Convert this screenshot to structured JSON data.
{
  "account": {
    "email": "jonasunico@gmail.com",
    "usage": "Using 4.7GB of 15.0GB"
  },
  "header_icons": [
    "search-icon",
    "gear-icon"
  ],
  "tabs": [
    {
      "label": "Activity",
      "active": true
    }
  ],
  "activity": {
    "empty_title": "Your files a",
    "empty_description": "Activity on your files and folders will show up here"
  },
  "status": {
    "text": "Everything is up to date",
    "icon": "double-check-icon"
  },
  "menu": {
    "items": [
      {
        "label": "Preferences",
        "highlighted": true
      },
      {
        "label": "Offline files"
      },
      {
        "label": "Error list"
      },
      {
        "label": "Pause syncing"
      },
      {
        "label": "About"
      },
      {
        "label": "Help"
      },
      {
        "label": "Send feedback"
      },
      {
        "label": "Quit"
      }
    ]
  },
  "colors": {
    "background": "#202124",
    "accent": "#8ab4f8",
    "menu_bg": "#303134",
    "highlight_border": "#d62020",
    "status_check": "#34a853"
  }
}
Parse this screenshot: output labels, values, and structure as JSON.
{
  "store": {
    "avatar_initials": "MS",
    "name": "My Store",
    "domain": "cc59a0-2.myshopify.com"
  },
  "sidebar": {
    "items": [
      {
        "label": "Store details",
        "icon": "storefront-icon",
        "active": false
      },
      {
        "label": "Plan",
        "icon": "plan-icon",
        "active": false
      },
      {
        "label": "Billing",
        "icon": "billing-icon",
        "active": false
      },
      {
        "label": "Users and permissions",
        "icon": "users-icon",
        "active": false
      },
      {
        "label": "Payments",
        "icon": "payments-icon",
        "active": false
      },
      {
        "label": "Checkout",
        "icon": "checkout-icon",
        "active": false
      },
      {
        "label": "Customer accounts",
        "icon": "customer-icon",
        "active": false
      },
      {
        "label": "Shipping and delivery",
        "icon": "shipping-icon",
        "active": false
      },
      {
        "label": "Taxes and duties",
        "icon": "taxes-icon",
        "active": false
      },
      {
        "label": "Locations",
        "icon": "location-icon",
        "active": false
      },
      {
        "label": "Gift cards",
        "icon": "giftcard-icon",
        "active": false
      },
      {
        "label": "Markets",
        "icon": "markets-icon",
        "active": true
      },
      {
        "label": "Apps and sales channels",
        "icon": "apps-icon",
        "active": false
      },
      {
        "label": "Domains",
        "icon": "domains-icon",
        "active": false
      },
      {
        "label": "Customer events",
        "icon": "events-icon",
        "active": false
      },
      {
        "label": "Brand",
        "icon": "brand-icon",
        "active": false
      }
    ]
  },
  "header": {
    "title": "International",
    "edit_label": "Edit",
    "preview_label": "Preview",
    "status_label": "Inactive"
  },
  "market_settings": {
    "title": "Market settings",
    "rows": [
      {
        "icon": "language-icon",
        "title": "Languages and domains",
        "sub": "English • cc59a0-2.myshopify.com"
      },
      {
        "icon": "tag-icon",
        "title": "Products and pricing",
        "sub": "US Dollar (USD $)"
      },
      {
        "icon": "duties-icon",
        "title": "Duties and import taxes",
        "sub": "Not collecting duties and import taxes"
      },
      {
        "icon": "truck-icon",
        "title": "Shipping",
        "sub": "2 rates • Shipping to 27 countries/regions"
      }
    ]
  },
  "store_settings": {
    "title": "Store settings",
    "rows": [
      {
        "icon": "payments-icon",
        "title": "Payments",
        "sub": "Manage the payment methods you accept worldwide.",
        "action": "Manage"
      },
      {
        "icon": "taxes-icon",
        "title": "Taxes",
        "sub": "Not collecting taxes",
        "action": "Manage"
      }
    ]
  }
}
......
§ **DIRECTIONS FOR THIS TASK**:
Transcribe every entry exactly, omitting nothing.

§ **WRITTEN SOLUTION**:
Convert this screenshot to structured JSON data.
{
  "account": {
    "email": "jonasunico@gmail.com",
    "usage": "Using 4.7GB of 15.0GB"
  },
  "header_icons": [
    "search-icon",
    "gear-icon"
  ],
  "tabs": [
    {
      "label": "Activity",
      "active": true
    }
  ],
  "activity": {
    "empty_title": "Your files a",
    "empty_description": "Activity on your files and folders will show up here"
  },
  "status": {
    "text": "Everything is up to date",
    "icon": "double-check-icon"
  },
  "menu": {
    "items": [
      {
        "label": "Preferences",
        "highlighted": true
      },
      {
        "label": "Offline files"
      },
      {
        "label": "Error list"
      },
      {
        "label": "Pause syncing"
      },
      {
        "label": "About"
      },
      {
        "label": "Help"
      },
      {
        "label": "Send feedback"
      },
      {
        "label": "Quit"
      }
    ]
  },
  "colors": {
    "background": "#202124",
    "accent": "#8ab4f8",
    "menu_bg": "#303134",
    "highlight_border": "#d62020",
    "status_check": "#34a853"
  }
}
Parse this screenshot: output labels, values, and structure as JSON.
{
  "store": {
    "avatar_initials": "MS",
    "name": "My Store",
    "domain": "cc59a0-2.myshopify.com"
  },
  "sidebar": {
    "items": [
      {
        "label": "Store details",
        "icon": "storefront-icon",
        "active": false
      },
      {
        "label": "Plan",
        "icon": "plan-icon",
        "active": false
      },
      {
        "label": "Billing",
        "icon": "billing-icon",
        "active": false
      },
      {
        "label": "Users and permissions",
        "icon": "users-icon",
        "active": false
      },
      {
        "label": "Payments",
        "icon": "payments-icon",
        "active": false
      },
      {
        "label": "Checkout",
        "icon": "checkout-icon",
        "active": false
      },
      {
        "label": "Customer accounts",
        "icon": "customer-icon",
        "active": false
      },
      {
        "label": "Shipping and delivery",
        "icon": "shipping-icon",
        "active": false
      },
      {
        "label": "Taxes and duties",
        "icon": "taxes-icon",
        "active": false
      },
      {
        "label": "Locations",
        "icon": "location-icon",
        "active": false
      },
      {
        "label": "Gift cards",
        "icon": "giftcard-icon",
        "active": false
      },
      {
        "label": "Markets",
        "icon": "markets-icon",
        "active": true
      },
      {
        "label": "Apps and sales channels",
        "icon": "apps-icon",
        "active": false
      },
      {
        "label": "Domains",
        "icon": "domains-icon",
        "active": false
      },
      {
        "label": "Customer events",
        "icon": "events-icon",
        "active": false
      },
      {
        "label": "Brand",
        "icon": "brand-icon",
        "active": false
      }
    ]
  },
  "header": {
    "title": "International",
    "edit_label": "Edit",
    "preview_label": "Preview",
    "status_label": "Inactive"
  },
  "market_settings": {
    "title": "Market settings",
    "rows": [
      {
        "icon": "language-icon",
        "title": "Languages and domains",
        "sub": "English • cc59a0-2.myshopify.com"
      },
      {
        "icon": "tag-icon",
        "title": "Products and pricing",
        "sub": "US Dollar (USD $)"
      },
      {
        "icon": "duties-icon",
        "title": "Duties and import taxes",
        "sub": "Not collecting duties and import taxes"
      },
      {
        "icon": "truck-icon",
        "title": "Shipping",
        "sub": "2 rates • Shipping to 27 countries/regions"
      }
    ]
  },
  "store_settings": {
    "title": "Store settings",
    "rows": [
      {
        "icon": "payments-icon",
        "title": "Payments",
        "sub": "Manage the payment methods you accept worldwide.",
        "action": "Manage"
      },
      {
        "icon": "taxes-icon",
        "title": "Taxes",
        "sub": "Not collecting taxes",
        "action": "Manage"
      }
    ]
  }
}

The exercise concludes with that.